:: DATASET RECORDS ::
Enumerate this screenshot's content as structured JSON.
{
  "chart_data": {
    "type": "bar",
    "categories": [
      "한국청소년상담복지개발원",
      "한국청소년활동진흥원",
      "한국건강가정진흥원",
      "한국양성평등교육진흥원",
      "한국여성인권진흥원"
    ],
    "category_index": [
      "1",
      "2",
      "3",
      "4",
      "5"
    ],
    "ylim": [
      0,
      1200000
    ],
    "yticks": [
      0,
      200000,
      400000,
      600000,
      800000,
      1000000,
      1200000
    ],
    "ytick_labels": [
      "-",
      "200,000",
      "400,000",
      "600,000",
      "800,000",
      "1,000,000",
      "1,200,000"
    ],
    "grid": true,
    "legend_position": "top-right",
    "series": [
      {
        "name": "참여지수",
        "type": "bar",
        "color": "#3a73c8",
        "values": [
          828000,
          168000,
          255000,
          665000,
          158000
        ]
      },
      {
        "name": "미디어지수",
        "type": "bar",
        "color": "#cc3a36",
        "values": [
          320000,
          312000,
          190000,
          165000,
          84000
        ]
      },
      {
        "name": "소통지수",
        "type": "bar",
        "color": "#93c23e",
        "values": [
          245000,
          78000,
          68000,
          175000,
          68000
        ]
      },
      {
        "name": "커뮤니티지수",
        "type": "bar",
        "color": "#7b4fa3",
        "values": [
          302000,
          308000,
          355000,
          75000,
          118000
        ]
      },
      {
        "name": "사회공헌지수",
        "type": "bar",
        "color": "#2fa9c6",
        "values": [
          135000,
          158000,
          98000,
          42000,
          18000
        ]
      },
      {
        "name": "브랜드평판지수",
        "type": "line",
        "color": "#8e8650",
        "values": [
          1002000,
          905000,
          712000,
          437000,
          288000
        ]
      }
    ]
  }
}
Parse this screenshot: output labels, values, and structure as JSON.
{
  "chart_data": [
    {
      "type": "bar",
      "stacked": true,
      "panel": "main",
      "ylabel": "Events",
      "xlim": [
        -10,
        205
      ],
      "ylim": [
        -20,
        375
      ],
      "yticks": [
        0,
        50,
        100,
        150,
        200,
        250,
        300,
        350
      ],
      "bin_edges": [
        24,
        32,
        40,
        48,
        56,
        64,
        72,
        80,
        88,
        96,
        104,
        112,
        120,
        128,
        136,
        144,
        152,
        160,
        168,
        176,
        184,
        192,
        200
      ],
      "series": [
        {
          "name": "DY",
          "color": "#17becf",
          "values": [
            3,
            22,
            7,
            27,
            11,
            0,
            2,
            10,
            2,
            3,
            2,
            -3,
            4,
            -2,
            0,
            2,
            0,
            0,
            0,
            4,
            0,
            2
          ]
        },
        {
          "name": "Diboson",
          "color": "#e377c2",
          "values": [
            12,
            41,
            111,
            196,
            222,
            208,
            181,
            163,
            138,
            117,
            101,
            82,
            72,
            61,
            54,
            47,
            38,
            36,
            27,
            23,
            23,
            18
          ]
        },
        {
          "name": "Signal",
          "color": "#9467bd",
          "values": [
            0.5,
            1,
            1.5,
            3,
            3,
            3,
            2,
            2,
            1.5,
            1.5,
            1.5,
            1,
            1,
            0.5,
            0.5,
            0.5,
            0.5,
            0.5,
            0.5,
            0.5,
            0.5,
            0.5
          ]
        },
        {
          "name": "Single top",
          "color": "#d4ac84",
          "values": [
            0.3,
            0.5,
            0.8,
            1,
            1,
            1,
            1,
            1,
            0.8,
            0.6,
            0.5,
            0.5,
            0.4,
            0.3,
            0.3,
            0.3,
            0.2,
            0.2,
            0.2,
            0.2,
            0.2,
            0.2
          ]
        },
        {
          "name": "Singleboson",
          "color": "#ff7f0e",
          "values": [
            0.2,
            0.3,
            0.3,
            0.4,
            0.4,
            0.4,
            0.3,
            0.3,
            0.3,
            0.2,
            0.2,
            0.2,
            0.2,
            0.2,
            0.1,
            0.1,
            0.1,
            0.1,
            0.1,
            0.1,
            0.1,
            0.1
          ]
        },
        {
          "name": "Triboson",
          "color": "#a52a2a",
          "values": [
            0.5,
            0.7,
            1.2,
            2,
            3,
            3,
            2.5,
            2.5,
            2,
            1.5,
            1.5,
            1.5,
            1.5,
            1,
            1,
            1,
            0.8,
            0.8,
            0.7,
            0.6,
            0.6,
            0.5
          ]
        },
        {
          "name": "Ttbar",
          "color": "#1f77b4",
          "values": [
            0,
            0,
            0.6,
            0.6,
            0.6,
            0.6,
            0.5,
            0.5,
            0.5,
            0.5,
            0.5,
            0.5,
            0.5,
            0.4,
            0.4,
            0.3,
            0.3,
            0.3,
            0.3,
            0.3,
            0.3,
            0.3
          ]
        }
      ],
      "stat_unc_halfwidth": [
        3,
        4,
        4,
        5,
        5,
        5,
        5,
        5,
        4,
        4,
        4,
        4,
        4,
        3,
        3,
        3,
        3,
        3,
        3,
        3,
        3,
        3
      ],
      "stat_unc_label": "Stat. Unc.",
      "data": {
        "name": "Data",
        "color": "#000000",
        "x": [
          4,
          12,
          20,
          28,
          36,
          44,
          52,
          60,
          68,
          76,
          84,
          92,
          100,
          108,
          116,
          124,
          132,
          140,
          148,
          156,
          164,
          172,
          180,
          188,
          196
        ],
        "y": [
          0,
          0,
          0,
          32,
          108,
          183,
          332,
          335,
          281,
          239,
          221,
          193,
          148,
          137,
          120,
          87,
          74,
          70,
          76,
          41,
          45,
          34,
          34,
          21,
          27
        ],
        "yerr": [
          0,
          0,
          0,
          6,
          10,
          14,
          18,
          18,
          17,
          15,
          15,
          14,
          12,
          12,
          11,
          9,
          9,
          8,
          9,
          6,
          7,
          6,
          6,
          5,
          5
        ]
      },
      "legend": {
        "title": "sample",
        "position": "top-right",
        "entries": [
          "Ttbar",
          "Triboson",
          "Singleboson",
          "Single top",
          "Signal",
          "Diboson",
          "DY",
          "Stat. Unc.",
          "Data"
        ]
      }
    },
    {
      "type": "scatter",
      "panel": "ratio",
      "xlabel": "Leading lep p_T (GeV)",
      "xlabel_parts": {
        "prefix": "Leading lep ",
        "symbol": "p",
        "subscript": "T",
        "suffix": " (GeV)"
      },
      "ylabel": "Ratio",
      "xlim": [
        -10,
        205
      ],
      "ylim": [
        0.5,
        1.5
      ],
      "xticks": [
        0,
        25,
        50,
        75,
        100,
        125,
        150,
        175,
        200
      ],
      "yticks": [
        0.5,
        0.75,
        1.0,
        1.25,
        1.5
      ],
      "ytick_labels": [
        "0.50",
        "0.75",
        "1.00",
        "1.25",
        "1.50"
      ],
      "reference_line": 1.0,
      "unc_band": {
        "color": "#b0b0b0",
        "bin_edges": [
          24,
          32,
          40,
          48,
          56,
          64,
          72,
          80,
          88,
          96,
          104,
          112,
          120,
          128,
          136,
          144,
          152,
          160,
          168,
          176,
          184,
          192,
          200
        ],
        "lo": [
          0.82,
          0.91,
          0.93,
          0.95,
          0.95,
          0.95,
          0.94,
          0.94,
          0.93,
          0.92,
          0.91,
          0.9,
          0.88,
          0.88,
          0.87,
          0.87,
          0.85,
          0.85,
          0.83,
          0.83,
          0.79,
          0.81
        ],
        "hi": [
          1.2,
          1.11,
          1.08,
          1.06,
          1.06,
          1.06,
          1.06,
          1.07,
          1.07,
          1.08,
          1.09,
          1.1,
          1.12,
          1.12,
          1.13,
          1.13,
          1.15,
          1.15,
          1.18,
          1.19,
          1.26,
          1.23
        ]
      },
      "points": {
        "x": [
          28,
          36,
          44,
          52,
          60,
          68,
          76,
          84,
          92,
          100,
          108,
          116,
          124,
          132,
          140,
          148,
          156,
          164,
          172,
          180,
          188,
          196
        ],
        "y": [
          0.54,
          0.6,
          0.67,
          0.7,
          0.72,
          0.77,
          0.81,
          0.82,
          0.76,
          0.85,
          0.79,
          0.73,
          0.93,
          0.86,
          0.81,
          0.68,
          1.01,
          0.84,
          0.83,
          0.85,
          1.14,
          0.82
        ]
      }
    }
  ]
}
:::
Keep only those lines of the records that hold "JSON", and return them.

Enumerate this screenshot's content as structured JSON.
Parse this screenshot: output labels, values, and structure as JSON.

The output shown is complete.